## [YOUR OBJECTIVE]
Copy all lines in the material holding the string "level".

## [INPUT]

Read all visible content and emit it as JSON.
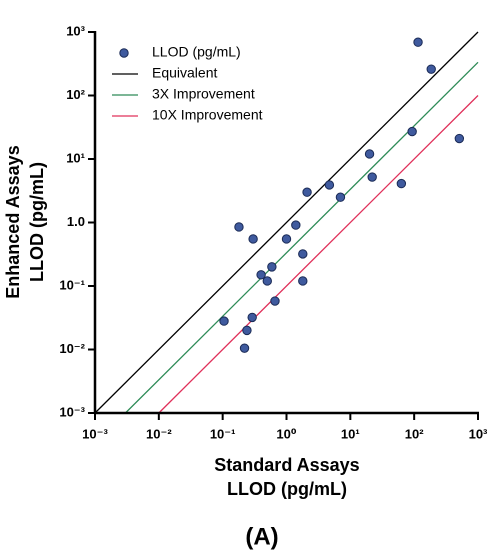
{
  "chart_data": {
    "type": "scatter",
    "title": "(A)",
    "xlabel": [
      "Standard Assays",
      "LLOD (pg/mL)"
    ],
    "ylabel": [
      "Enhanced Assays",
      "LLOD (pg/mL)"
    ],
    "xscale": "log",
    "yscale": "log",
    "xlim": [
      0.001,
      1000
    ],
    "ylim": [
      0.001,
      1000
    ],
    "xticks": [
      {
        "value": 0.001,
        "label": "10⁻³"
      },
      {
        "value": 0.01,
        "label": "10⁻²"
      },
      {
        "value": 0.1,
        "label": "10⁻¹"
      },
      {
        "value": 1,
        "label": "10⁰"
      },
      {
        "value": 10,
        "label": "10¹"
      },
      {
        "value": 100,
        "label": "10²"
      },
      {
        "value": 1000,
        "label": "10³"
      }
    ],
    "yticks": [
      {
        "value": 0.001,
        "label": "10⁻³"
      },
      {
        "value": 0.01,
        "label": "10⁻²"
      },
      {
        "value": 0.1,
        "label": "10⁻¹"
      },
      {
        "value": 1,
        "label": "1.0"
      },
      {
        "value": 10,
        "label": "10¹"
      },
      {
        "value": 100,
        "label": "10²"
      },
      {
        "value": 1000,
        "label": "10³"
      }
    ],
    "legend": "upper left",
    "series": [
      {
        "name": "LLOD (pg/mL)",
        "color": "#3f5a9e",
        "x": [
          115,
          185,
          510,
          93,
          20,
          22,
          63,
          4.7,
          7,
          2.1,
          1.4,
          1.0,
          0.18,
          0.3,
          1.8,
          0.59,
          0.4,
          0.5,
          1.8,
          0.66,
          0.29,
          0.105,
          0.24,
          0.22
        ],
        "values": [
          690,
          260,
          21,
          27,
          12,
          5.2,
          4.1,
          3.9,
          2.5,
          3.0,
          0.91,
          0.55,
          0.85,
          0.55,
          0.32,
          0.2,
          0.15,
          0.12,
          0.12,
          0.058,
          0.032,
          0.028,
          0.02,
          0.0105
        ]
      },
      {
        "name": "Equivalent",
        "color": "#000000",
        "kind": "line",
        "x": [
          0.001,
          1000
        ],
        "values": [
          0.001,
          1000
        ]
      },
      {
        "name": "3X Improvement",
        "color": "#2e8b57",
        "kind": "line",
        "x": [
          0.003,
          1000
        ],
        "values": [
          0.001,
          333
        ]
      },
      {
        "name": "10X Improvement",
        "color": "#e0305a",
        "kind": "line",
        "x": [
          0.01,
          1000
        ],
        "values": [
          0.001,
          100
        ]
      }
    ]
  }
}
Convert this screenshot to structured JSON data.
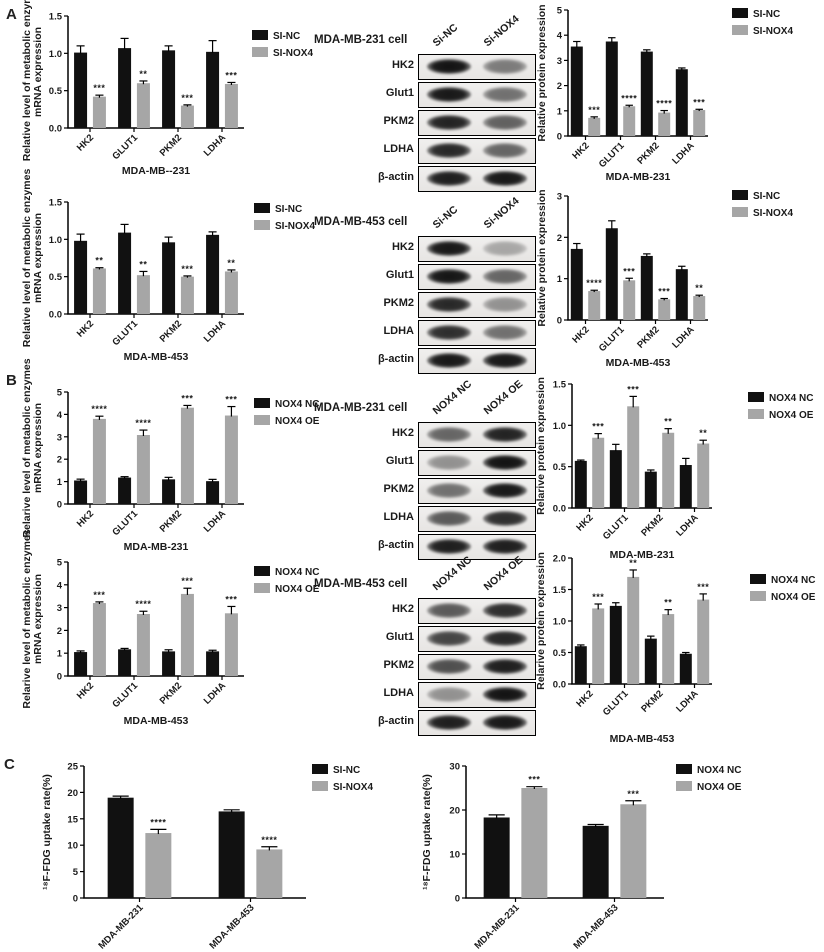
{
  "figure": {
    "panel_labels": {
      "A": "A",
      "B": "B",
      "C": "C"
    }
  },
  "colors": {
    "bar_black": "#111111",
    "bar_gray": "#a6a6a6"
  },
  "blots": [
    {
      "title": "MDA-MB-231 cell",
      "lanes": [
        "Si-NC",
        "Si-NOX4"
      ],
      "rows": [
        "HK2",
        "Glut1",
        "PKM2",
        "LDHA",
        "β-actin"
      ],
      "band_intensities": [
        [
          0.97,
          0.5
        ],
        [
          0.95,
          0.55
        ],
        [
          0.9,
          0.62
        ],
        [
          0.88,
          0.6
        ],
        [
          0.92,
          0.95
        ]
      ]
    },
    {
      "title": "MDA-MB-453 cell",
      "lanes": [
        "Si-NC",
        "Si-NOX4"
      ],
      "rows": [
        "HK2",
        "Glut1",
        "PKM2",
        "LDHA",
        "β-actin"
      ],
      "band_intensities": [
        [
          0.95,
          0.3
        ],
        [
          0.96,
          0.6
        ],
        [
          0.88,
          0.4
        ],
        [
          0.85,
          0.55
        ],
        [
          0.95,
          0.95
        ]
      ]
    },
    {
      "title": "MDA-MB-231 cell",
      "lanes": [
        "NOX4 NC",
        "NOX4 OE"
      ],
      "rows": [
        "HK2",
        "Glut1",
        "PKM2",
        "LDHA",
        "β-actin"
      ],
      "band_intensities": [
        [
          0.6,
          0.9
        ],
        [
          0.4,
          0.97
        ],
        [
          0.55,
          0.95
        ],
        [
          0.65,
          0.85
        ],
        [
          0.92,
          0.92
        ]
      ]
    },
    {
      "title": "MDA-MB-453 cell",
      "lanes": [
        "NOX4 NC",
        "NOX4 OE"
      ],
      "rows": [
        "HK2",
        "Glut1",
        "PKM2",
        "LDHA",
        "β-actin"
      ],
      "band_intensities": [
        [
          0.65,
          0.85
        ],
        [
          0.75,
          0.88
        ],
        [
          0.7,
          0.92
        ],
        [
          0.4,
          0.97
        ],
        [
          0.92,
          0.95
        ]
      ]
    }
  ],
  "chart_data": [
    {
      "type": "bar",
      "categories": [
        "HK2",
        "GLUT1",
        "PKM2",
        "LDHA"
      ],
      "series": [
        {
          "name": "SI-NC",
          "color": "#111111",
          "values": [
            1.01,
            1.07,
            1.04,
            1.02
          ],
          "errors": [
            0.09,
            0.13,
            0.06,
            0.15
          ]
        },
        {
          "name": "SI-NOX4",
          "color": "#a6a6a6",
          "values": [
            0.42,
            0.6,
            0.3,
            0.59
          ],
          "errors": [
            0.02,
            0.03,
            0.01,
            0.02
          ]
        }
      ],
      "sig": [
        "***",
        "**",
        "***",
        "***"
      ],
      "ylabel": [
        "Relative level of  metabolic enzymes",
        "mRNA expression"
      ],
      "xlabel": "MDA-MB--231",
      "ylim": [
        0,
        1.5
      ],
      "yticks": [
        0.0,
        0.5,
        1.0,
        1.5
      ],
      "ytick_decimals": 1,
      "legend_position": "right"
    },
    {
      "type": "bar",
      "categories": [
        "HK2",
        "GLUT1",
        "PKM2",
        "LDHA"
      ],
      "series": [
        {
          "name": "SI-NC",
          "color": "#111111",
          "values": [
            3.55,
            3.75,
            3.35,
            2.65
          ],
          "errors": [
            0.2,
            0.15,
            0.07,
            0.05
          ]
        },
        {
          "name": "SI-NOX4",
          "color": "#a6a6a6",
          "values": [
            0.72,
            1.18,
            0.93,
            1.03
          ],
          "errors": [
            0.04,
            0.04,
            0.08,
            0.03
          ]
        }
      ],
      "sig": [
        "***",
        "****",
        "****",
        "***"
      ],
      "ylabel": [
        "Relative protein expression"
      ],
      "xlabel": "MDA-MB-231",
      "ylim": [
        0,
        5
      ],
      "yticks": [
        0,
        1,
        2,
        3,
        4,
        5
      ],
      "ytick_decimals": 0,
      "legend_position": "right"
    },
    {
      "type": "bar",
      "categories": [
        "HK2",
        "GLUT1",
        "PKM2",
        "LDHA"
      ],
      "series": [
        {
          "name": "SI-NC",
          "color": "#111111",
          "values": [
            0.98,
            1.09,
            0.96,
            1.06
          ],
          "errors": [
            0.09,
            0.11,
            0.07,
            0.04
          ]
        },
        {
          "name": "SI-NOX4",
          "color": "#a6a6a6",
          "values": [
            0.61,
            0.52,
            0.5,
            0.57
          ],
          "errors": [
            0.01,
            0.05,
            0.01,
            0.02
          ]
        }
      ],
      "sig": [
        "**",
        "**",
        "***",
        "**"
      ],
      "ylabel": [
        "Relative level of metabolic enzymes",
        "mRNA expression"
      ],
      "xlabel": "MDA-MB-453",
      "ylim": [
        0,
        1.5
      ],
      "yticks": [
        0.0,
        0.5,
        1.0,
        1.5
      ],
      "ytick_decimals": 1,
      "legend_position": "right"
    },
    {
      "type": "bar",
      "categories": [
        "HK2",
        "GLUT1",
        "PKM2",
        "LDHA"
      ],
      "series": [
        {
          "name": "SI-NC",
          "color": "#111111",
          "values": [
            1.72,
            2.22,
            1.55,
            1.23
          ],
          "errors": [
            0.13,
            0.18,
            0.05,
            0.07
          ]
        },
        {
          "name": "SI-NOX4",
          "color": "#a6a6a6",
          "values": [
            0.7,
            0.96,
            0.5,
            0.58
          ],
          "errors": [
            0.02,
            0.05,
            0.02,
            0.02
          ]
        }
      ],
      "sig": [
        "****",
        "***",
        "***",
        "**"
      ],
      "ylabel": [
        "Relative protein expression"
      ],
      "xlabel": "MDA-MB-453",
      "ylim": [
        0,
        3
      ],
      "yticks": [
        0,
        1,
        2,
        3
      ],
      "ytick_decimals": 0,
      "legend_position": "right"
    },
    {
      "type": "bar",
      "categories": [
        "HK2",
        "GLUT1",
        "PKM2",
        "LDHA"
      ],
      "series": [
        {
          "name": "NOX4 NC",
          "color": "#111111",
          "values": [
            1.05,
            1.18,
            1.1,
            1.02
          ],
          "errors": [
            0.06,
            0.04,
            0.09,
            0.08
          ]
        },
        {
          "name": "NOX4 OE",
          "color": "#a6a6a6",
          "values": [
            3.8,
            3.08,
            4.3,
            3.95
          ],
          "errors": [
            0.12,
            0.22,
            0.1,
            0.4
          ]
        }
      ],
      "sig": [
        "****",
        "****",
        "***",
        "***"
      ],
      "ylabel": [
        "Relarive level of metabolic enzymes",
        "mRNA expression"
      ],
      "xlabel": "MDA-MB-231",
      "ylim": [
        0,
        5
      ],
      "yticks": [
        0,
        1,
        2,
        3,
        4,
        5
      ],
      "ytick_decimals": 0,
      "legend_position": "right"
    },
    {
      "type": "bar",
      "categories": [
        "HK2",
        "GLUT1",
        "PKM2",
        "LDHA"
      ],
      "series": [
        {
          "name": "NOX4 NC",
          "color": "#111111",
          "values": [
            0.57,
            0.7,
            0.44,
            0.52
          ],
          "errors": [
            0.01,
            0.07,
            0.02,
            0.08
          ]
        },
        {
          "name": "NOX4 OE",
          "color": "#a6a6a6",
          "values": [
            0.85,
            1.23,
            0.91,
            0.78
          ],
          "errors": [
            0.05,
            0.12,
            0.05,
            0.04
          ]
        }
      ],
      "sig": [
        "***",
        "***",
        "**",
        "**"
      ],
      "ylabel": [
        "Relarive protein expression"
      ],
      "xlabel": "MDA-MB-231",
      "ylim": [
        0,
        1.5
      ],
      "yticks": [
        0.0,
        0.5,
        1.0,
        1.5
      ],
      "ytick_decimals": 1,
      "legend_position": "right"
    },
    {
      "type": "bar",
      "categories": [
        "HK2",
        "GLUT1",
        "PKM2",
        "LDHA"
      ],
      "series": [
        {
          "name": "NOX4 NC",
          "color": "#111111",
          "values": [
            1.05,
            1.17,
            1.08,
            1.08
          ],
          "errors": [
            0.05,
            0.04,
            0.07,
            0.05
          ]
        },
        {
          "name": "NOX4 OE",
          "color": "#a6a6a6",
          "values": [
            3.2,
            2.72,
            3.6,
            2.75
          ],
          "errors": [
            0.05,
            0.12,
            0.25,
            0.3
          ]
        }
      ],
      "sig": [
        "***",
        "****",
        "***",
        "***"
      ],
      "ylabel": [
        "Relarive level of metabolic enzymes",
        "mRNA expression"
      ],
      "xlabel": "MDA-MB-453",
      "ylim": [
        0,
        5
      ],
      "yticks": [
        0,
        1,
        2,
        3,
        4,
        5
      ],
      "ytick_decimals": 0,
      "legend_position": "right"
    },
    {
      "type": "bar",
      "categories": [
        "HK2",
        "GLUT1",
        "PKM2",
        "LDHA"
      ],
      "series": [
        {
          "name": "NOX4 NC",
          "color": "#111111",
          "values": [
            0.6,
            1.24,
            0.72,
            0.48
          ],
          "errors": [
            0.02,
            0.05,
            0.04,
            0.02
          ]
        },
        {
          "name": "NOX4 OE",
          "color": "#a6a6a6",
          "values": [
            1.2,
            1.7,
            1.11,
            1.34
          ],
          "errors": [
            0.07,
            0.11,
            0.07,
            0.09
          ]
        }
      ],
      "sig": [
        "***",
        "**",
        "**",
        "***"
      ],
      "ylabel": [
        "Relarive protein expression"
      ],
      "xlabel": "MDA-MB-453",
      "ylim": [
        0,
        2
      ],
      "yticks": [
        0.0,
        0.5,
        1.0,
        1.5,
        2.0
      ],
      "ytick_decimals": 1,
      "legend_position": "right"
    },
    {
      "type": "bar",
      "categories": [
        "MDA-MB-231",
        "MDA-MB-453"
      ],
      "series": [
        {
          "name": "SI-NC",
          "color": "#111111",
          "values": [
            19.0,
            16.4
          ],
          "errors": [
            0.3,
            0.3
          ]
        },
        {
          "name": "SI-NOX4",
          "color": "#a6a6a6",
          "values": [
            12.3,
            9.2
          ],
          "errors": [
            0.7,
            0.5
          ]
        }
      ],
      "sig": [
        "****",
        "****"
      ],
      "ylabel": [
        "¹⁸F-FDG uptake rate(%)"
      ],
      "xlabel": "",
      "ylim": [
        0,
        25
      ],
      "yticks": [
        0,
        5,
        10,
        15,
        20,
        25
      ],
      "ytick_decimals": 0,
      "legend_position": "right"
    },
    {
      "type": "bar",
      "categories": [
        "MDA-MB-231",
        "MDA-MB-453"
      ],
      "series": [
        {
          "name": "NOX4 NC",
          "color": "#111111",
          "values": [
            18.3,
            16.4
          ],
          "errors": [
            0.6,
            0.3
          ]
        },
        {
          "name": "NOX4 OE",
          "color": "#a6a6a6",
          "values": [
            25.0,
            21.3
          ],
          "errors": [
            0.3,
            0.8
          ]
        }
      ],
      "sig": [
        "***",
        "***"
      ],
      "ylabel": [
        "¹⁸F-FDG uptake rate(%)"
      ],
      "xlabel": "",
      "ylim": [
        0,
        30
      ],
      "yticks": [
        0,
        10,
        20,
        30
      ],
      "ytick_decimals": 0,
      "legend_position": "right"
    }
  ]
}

## [ANSWER BELOW]
        "Relative level of  metabolic enzymes",
        "Relative level of metabolic enzymes",
        "Relarive level of metabolic enzymes",
        "Relarive level of metabolic enzymes",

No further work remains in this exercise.